» **Short problem**:
Leave out the pictures and copy the remaining records exactly.

[Records from a data source]
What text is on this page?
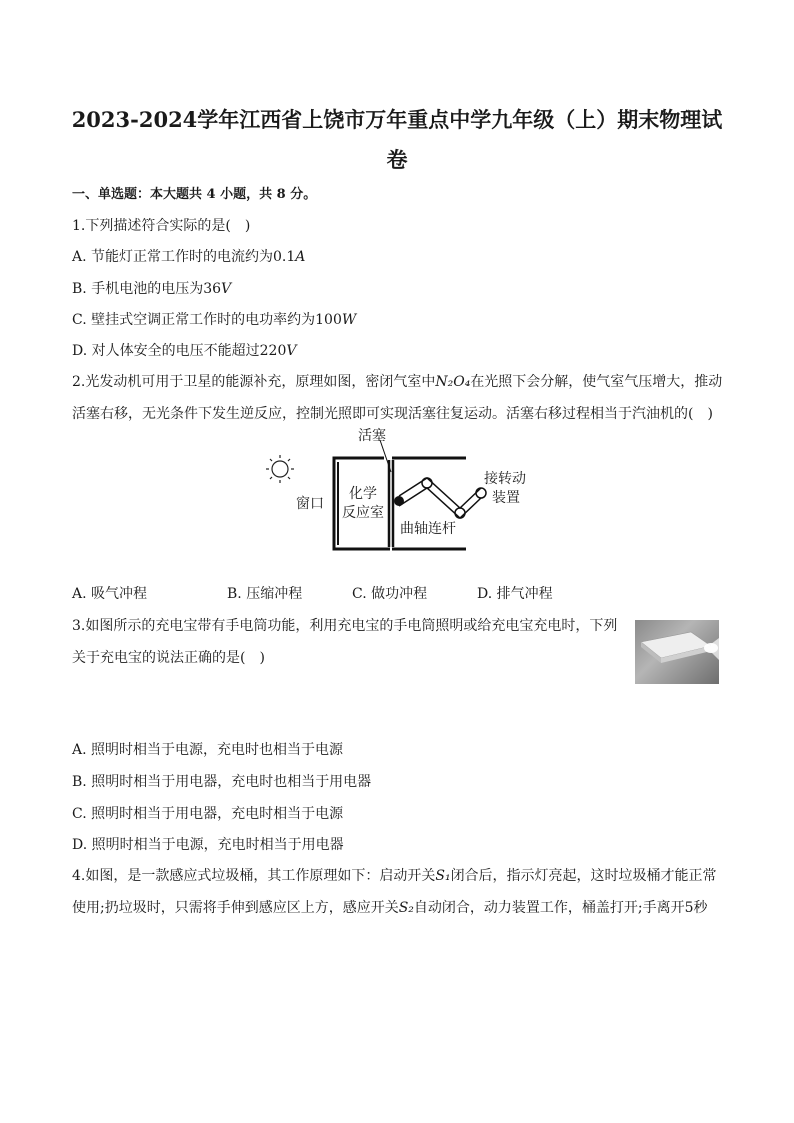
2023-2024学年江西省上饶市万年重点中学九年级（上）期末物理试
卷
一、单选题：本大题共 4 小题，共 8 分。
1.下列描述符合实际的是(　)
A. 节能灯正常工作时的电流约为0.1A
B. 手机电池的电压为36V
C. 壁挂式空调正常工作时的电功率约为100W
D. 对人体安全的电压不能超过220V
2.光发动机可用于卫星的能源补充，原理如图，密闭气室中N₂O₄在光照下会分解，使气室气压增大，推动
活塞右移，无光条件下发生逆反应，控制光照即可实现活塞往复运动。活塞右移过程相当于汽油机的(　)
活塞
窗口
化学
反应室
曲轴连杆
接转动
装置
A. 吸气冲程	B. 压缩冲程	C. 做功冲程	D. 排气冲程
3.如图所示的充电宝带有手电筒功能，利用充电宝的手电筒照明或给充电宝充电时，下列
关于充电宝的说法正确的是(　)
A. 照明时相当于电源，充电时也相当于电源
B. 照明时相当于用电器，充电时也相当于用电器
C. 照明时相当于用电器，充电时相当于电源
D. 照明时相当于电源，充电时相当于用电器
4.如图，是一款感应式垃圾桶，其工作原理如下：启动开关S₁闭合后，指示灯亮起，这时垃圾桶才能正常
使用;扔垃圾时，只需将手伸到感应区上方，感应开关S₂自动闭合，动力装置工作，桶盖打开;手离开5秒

» **Complete response**:
What text is on this page?
2023-2024学年江西省上饶市万年重点中学九年级（上）期末物理试
卷
一、单选题：本大题共 4 小题，共 8 分。
1.下列描述符合实际的是(　)
A. 节能灯正常工作时的电流约为0.1A
B. 手机电池的电压为36V
C. 壁挂式空调正常工作时的电功率约为100W
D. 对人体安全的电压不能超过220V
2.光发动机可用于卫星的能源补充，原理如图，密闭气室中N₂O₄在光照下会分解，使气室气压增大，推动
活塞右移，无光条件下发生逆反应，控制光照即可实现活塞往复运动。活塞右移过程相当于汽油机的(　)
活塞
窗口
化学
反应室
曲轴连杆
接转动
装置
A. 吸气冲程	B. 压缩冲程	C. 做功冲程	D. 排气冲程
3.如图所示的充电宝带有手电筒功能，利用充电宝的手电筒照明或给充电宝充电时，下列
关于充电宝的说法正确的是(　)
A. 照明时相当于电源，充电时也相当于电源
B. 照明时相当于用电器，充电时也相当于用电器
C. 照明时相当于用电器，充电时相当于电源
D. 照明时相当于电源，充电时相当于用电器
4.如图，是一款感应式垃圾桶，其工作原理如下：启动开关S₁闭合后，指示灯亮起，这时垃圾桶才能正常
使用;扔垃圾时，只需将手伸到感应区上方，感应开关S₂自动闭合，动力装置工作，桶盖打开;手离开5秒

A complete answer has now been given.